● **What you are asked to do**
Make an exact copy of the records, dropping all pictures.

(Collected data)
::::::::
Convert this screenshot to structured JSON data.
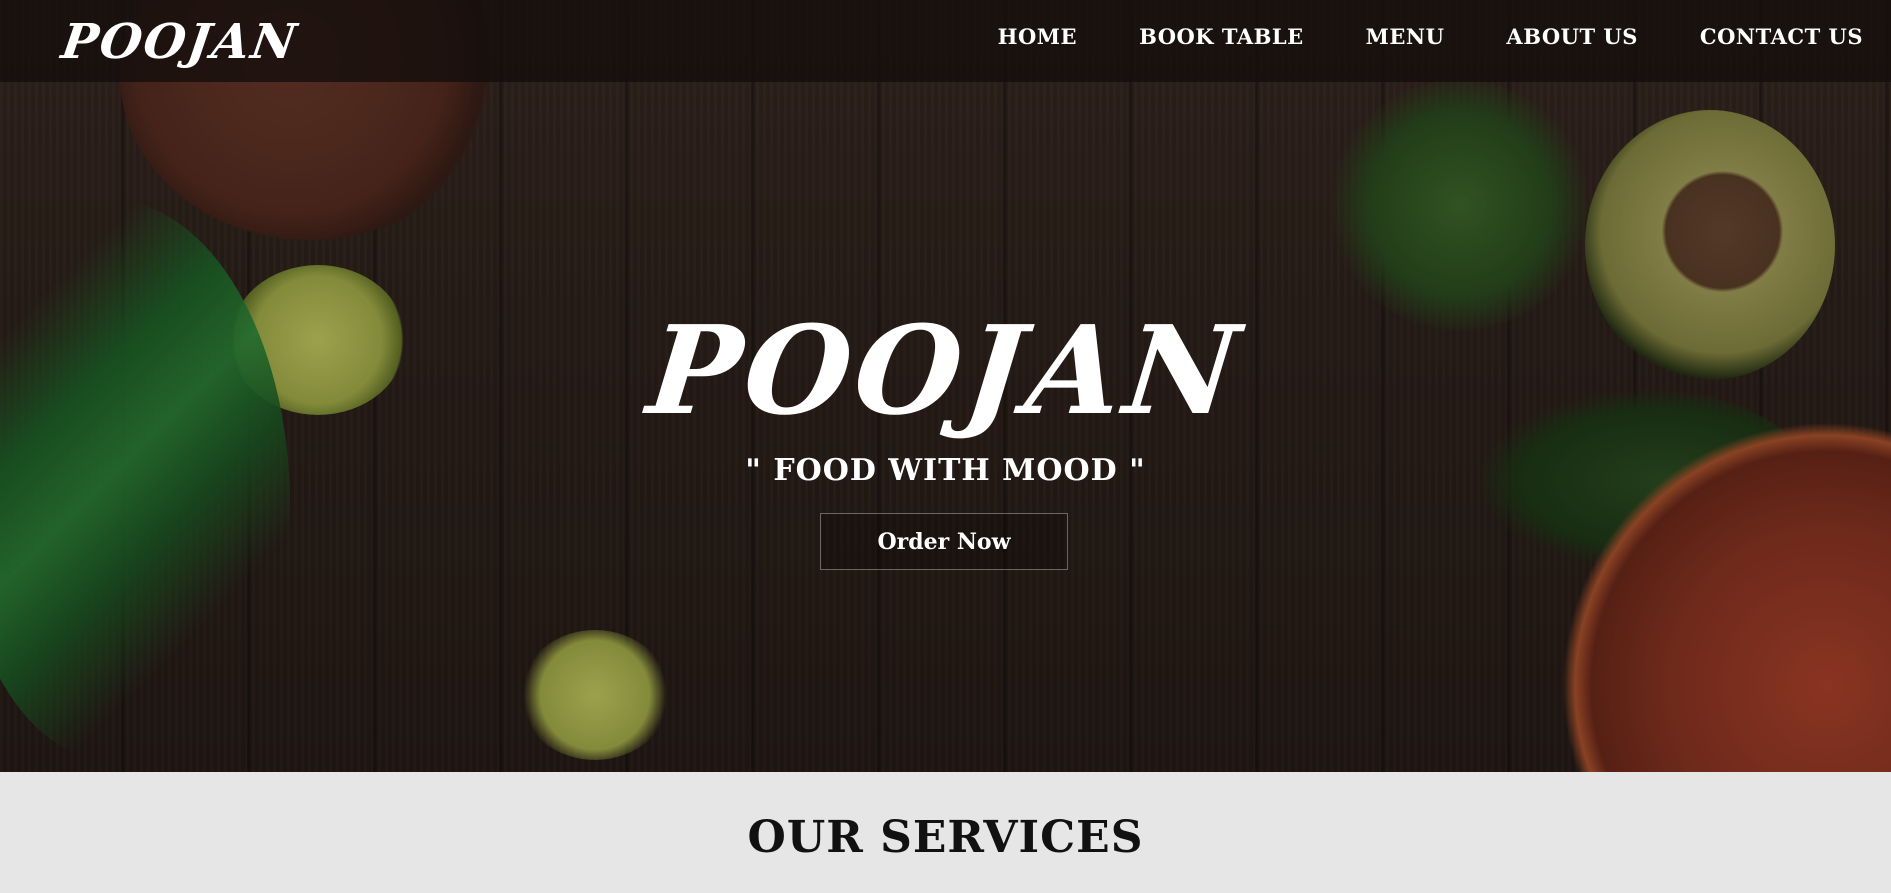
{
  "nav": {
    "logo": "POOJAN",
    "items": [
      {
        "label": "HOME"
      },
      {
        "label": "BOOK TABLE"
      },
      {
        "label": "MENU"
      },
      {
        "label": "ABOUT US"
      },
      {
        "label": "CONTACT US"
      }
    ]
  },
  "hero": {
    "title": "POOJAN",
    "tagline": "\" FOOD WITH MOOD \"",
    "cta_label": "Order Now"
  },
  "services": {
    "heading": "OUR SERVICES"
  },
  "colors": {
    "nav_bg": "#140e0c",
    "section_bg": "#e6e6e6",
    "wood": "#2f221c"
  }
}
::::::::
● **Problem solution**
Convert this screenshot to structured JSON data.
{
  "nav": {
    "logo": "POOJAN",
    "items": [
      {
        "label": "HOME"
      },
      {
        "label": "BOOK TABLE"
      },
      {
        "label": "MENU"
      },
      {
        "label": "ABOUT US"
      },
      {
        "label": "CONTACT US"
      }
    ]
  },
  "hero": {
    "title": "POOJAN",
    "tagline": "\" FOOD WITH MOOD \"",
    "cta_label": "Order Now"
  },
  "services": {
    "heading": "OUR SERVICES"
  },
  "colors": {
    "nav_bg": "#140e0c",
    "section_bg": "#e6e6e6",
    "wood": "#2f221c"
  }
}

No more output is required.